● Dataset entries
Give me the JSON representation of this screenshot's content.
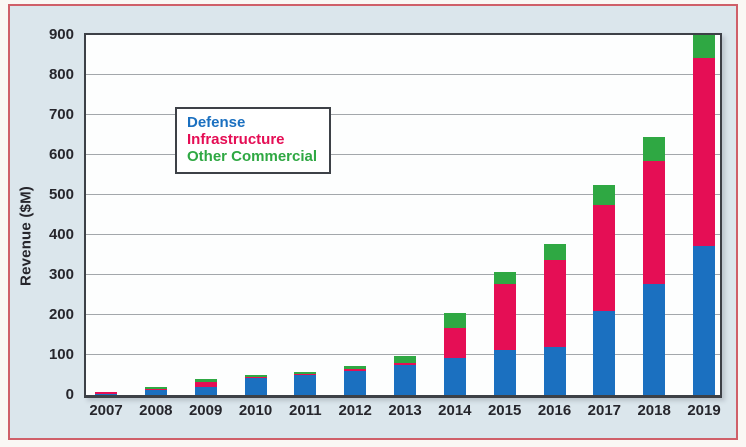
{
  "chart_data": {
    "type": "bar",
    "stacked": true,
    "title": "",
    "xlabel": "",
    "ylabel": "Revenue ($M)",
    "ylim": [
      0,
      900
    ],
    "yticks": [
      0,
      100,
      200,
      300,
      400,
      500,
      600,
      700,
      800,
      900
    ],
    "grid": true,
    "legend_position": "top-left",
    "categories": [
      "2007",
      "2008",
      "2009",
      "2010",
      "2011",
      "2012",
      "2013",
      "2014",
      "2015",
      "2016",
      "2017",
      "2018",
      "2019"
    ],
    "series": [
      {
        "name": "Defense",
        "color": "#1b70c0",
        "values": [
          2,
          14,
          20,
          44,
          50,
          60,
          75,
          93,
          112,
          120,
          210,
          278,
          372
        ]
      },
      {
        "name": "Infrastructure",
        "color": "#e50e55",
        "values": [
          6,
          2,
          12,
          1,
          2,
          4,
          6,
          75,
          166,
          218,
          265,
          306,
          470
        ]
      },
      {
        "name": "Other Commercial",
        "color": "#2fa843",
        "values": [
          0,
          4,
          8,
          5,
          6,
          8,
          16,
          37,
          29,
          40,
          50,
          60,
          58
        ]
      }
    ]
  },
  "colors": {
    "frame_border": "#cf5f69",
    "figure_background": "#dbe6ec",
    "plot_background": "#fdfefe",
    "plot_border": "#3d4147",
    "gridline": "#a3a7ab",
    "tick_text": "#26262c"
  }
}
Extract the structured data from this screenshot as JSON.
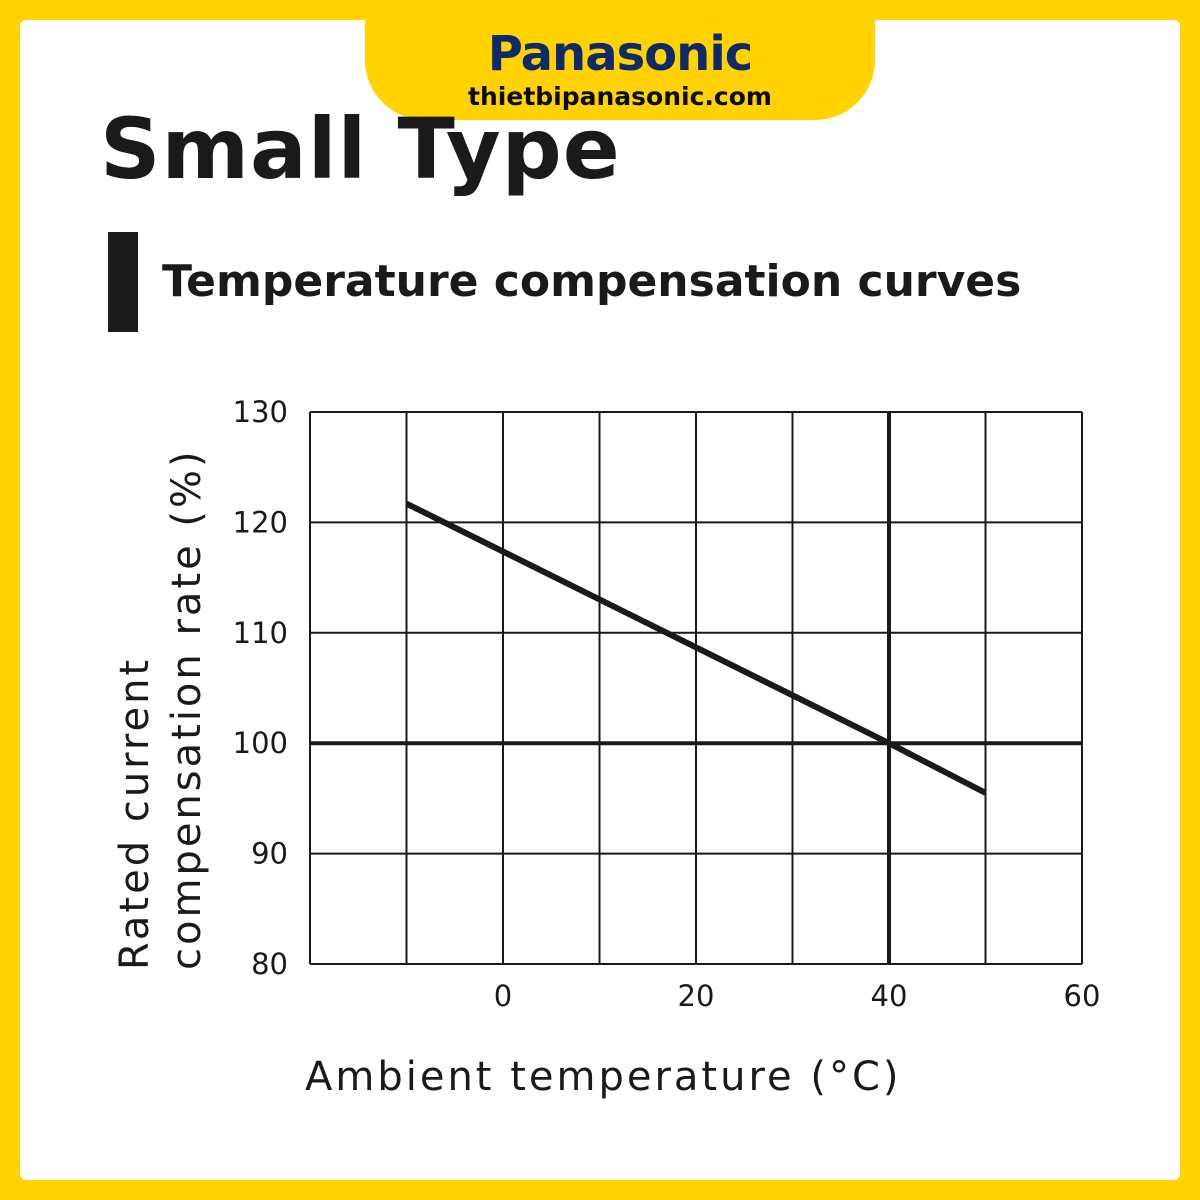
{
  "brand": {
    "name": "Panasonic",
    "website": "thietbipanasonic.com"
  },
  "page": {
    "title": "Small Type",
    "subtitle": "Temperature compensation curves"
  },
  "colors": {
    "accent": "#FFD200",
    "brand_blue": "#0f2a6b",
    "ink": "#1a1a1a"
  },
  "chart_data": {
    "type": "line",
    "title": "",
    "xlabel": "Ambient temperature (°C)",
    "ylabel": "Rated current compensation rate (%)",
    "xlim": [
      -20,
      60
    ],
    "ylim": [
      80,
      130
    ],
    "x_ticks": [
      0,
      20,
      40,
      60
    ],
    "y_ticks": [
      80,
      90,
      100,
      110,
      120,
      130
    ],
    "x_grid_step": 10,
    "y_grid_step": 10,
    "grid": true,
    "reference_lines": {
      "x": 40,
      "y": 100
    },
    "series": [
      {
        "x": [
          -10,
          40,
          50
        ],
        "y": [
          121.7,
          100,
          95.5
        ]
      }
    ]
  }
}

● The task
Look through the entries above; copy every line holding the string "name".

● Response to this exercise
        "name": "Defense",
        "name": "Infrastructure",
        "name": "Other Commercial",
    "name": "Panasonic",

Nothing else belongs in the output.